• Requirement: Find each line holding the word "SATURDAY" and give the total alone.
┌──
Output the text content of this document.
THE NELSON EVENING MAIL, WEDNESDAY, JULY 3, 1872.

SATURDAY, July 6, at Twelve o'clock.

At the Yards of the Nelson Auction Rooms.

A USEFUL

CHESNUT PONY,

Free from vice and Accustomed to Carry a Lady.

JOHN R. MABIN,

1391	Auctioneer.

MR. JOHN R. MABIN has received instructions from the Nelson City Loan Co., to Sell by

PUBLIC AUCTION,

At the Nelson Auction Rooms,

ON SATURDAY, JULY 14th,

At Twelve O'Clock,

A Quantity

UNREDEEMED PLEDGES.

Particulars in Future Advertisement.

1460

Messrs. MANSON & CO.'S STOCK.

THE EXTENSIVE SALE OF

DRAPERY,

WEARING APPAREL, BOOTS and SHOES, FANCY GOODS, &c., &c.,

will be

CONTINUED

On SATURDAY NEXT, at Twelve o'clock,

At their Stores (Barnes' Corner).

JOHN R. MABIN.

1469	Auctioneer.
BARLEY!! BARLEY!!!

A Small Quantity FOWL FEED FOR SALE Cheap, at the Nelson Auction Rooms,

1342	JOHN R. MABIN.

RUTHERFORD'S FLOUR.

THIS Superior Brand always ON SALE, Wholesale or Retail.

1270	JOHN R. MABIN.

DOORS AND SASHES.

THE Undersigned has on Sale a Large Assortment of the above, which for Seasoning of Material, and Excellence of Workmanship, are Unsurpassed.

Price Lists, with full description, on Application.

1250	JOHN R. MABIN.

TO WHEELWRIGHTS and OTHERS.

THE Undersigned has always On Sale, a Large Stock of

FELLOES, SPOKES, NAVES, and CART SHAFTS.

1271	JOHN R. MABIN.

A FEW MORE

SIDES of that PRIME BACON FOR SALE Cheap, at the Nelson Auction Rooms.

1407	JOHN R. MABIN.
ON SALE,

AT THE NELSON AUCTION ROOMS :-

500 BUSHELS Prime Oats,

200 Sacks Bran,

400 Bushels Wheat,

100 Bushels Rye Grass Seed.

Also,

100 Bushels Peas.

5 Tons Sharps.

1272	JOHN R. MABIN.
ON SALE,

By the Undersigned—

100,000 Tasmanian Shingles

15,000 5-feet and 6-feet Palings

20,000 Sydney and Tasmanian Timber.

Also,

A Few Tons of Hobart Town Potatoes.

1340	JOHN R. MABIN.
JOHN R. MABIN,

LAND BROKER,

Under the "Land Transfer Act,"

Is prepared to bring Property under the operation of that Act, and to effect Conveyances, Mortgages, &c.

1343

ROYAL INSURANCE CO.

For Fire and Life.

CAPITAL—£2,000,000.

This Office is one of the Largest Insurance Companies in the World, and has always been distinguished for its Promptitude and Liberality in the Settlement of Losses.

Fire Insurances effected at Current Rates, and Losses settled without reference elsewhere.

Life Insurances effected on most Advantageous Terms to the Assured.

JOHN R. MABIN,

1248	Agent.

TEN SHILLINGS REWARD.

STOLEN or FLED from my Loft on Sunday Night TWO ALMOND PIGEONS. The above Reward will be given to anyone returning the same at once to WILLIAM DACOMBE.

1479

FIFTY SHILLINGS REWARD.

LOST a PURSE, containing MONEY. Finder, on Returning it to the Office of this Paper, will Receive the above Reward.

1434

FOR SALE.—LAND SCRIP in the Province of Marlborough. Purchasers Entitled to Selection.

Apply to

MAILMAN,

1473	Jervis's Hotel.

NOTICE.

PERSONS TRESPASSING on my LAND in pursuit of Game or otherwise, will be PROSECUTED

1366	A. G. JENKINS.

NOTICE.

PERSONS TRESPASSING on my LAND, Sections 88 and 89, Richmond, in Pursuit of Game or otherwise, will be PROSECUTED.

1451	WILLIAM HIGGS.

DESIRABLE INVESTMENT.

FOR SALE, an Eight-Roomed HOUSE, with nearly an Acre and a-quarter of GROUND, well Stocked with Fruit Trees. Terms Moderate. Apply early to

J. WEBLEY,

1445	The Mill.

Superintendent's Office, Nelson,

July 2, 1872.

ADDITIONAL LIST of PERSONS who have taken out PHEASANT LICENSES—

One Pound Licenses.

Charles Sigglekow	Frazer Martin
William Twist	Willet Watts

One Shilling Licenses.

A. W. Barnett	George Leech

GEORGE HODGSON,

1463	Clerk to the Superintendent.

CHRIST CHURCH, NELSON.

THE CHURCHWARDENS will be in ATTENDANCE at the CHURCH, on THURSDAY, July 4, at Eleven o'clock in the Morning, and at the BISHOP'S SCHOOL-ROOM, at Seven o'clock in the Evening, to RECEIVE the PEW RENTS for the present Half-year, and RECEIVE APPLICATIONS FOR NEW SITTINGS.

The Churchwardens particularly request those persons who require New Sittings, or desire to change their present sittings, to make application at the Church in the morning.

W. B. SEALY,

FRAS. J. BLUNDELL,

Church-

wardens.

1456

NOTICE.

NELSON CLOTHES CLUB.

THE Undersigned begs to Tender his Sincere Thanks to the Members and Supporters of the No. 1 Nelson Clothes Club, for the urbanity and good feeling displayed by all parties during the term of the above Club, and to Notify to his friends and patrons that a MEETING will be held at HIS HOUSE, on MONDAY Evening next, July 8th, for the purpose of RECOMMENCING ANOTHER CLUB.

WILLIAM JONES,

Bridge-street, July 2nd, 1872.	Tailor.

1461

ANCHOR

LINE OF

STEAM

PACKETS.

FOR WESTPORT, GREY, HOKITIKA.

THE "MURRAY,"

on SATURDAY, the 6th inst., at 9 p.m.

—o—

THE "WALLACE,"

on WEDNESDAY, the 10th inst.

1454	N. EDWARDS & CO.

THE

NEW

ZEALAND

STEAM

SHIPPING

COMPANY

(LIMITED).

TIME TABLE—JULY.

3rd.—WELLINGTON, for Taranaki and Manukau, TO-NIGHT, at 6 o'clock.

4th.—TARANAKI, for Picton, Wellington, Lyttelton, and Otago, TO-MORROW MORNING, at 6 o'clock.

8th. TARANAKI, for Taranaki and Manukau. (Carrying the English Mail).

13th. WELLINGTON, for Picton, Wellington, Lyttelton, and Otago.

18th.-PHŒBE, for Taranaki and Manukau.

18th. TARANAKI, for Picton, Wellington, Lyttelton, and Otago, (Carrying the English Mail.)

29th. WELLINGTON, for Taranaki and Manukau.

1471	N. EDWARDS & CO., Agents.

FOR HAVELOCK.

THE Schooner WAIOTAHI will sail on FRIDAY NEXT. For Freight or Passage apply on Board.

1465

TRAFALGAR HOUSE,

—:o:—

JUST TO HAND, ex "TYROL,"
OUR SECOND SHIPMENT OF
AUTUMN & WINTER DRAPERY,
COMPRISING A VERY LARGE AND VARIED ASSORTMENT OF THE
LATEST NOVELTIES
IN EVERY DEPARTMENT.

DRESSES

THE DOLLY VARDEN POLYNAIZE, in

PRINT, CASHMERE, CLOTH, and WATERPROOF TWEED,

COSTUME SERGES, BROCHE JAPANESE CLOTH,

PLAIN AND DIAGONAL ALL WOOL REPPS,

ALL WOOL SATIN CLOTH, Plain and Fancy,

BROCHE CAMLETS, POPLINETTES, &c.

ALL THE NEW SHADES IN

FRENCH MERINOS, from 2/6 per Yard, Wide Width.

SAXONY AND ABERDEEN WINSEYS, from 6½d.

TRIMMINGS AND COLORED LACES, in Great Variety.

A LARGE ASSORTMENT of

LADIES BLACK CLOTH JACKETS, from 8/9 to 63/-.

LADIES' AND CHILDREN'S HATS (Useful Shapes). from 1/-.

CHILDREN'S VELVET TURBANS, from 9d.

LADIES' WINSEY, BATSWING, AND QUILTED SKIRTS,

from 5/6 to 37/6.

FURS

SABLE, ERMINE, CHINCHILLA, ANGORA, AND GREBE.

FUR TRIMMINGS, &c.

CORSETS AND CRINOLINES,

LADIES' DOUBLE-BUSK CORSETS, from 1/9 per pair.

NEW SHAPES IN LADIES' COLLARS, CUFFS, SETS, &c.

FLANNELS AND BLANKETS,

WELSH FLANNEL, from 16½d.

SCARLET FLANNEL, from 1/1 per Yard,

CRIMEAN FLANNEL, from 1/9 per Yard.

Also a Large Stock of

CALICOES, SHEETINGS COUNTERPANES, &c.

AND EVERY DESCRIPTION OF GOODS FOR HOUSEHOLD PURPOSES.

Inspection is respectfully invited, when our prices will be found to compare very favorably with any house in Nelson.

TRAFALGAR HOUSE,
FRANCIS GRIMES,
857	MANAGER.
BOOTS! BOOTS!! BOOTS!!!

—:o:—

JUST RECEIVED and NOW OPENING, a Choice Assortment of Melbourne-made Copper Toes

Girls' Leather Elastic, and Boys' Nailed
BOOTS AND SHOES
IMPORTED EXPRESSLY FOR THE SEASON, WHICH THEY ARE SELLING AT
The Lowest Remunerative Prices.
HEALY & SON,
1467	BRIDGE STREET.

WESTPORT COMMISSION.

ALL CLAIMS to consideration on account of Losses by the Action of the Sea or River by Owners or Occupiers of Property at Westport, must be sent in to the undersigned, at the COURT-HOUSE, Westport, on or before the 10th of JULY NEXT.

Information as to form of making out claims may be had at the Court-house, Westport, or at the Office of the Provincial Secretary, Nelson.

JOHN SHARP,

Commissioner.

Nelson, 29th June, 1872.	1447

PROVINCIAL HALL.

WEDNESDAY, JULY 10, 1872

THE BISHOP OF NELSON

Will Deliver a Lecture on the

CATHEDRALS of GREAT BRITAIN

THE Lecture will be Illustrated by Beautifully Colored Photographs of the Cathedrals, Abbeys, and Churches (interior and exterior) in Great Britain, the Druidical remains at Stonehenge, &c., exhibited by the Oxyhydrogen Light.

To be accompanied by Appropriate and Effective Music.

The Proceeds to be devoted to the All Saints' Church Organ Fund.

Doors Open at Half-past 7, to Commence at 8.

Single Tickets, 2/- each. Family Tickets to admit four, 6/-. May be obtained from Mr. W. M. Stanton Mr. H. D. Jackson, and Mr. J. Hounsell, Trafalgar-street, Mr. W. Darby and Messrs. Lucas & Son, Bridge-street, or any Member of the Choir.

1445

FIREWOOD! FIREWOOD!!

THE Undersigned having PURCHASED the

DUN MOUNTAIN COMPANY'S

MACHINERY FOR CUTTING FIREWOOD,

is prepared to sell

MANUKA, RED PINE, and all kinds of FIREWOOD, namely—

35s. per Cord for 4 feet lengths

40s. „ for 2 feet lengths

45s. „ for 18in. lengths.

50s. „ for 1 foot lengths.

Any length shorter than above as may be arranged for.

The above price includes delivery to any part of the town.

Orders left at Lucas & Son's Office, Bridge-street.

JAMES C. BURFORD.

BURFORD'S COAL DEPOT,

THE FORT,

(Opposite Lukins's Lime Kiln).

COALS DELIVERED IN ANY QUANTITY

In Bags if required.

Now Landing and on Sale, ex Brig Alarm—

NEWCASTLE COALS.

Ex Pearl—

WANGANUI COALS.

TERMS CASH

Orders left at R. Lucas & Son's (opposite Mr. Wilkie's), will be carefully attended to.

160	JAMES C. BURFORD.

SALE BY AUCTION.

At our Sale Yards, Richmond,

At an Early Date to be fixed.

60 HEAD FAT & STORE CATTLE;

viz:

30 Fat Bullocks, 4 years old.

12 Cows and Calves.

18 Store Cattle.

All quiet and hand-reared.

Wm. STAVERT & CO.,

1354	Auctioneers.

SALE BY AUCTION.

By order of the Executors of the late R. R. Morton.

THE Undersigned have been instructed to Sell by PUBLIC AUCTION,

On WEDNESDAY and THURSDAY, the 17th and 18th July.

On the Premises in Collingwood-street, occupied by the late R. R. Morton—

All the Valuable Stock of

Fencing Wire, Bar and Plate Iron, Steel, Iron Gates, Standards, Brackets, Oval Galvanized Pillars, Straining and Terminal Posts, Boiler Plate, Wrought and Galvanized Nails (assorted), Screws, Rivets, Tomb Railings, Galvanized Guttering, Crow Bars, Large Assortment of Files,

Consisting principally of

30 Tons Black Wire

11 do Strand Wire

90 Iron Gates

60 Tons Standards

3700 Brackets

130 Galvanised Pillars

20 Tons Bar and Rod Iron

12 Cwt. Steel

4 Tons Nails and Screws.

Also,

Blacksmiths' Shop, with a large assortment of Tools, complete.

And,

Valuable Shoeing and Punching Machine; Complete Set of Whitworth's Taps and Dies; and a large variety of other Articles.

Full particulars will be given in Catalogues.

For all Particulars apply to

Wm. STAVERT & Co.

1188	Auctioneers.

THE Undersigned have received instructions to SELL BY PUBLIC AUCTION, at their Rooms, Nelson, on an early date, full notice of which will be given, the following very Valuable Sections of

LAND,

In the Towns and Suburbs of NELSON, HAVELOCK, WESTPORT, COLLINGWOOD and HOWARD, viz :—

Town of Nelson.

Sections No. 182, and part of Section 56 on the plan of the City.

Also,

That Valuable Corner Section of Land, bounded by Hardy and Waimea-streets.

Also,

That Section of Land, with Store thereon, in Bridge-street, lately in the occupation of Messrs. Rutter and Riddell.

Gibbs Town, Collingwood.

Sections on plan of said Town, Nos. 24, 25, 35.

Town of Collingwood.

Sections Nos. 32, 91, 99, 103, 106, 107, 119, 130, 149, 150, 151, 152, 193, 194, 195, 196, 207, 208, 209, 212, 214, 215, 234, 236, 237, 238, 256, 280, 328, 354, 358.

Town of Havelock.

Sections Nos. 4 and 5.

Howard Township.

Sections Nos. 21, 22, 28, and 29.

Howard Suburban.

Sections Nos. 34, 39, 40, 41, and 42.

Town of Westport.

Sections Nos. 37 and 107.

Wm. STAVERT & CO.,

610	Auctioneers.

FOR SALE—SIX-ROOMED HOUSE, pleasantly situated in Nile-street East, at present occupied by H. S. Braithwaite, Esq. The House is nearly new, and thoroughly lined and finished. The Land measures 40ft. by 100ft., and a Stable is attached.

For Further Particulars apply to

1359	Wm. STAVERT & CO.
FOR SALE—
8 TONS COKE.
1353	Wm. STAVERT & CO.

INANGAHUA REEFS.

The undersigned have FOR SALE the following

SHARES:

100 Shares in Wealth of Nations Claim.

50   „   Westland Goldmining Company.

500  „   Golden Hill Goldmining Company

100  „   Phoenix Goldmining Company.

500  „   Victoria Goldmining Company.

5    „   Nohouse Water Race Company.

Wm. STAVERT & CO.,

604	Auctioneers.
└──
• Worked answer: 4